(Collected data)
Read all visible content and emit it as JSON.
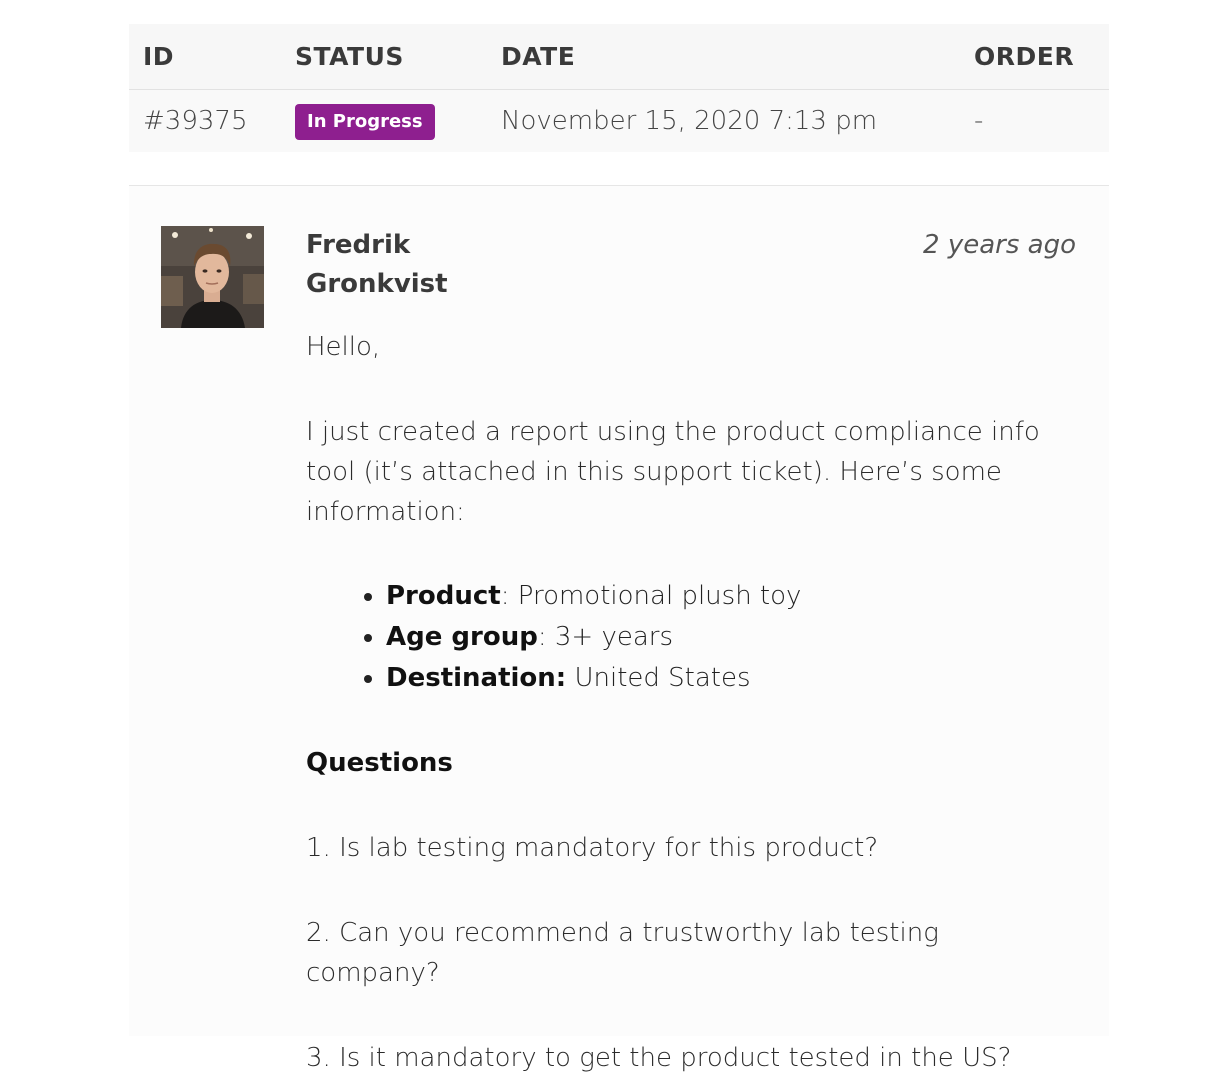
{
  "table": {
    "headers": {
      "id": "ID",
      "status": "STATUS",
      "date": "DATE",
      "order": "ORDER"
    },
    "row": {
      "id": "#39375",
      "status": "In Progress",
      "date": "November 15, 2020 7:13 pm",
      "order": "-"
    },
    "status_color": "#8e1f8f"
  },
  "message": {
    "author_first": "Fredrik",
    "author_last": "Gronkvist",
    "time_ago": "2 years ago",
    "greeting": "Hello,",
    "intro": "I just created a report using the product compliance info tool (it’s attached in this support ticket). Here’s some information:",
    "info_items": [
      {
        "label": "Product",
        "suffix": ":",
        "value": " Promotional plush toy"
      },
      {
        "label": "Age group",
        "suffix": ":",
        "value": " 3+ years"
      },
      {
        "label": "Destination:",
        "suffix": "",
        "value": " United States"
      }
    ],
    "questions_title": "Questions",
    "questions": [
      "1. Is lab testing mandatory for this product?",
      "2. Can you recommend a trustworthy lab testing company?",
      "3. Is it mandatory to get the product tested in the US?"
    ]
  }
}
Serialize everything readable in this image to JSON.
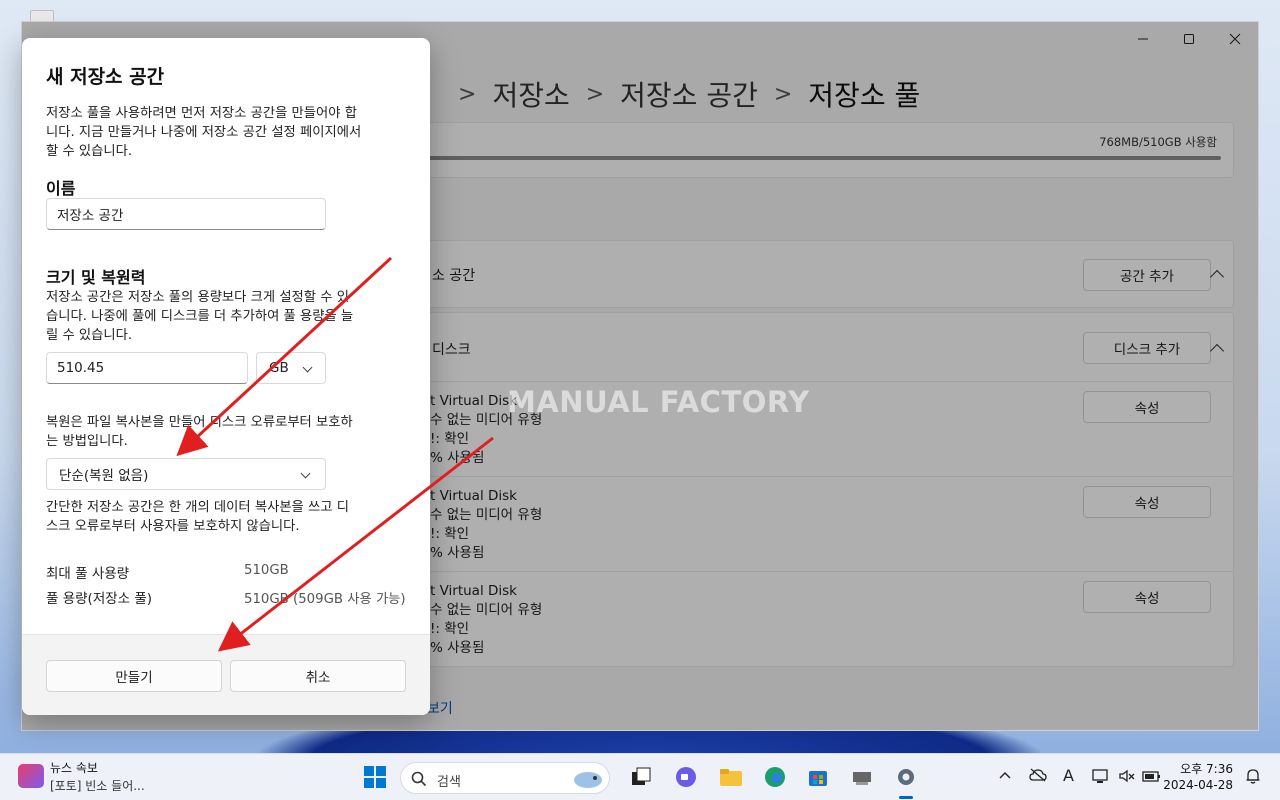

▶ _Stated exercise_: Using the material above, set down every line exactly, but skip the pictures.

▶ _Answer to the exercise_:
Read all visible content and emit it as JSON.
{
  "table": {
    "headers": {
      "id": "ID",
      "status": "STATUS",
      "date": "DATE",
      "order": "ORDER"
    },
    "row": {
      "id": "#39375",
      "status": "In Progress",
      "date": "November 15, 2020 7:13 pm",
      "order": "-"
    },
    "status_color": "#8e1f8f"
  },
  "message": {
    "author_first": "Fredrik",
    "author_last": "Gronkvist",
    "time_ago": "2 years ago",
    "greeting": "Hello,",
    "intro": "I just created a report using the product compliance info tool (it’s attached in this support ticket). Here’s some information:",
    "info_items": [
      {
        "label": "Product",
        "suffix": ":",
        "value": " Promotional plush toy"
      },
      {
        "label": "Age group",
        "suffix": ":",
        "value": " 3+ years"
      },
      {
        "label": "Destination:",
        "suffix": "",
        "value": " United States"
      }
    ],
    "questions_title": "Questions",
    "questions": [
      "1. Is lab testing mandatory for this product?",
      "2. Can you recommend a trustworthy lab testing company?",
      "3. Is it mandatory to get the product tested in the US?"
    ]
  }
}
Serialize everything readable in this image to JSON.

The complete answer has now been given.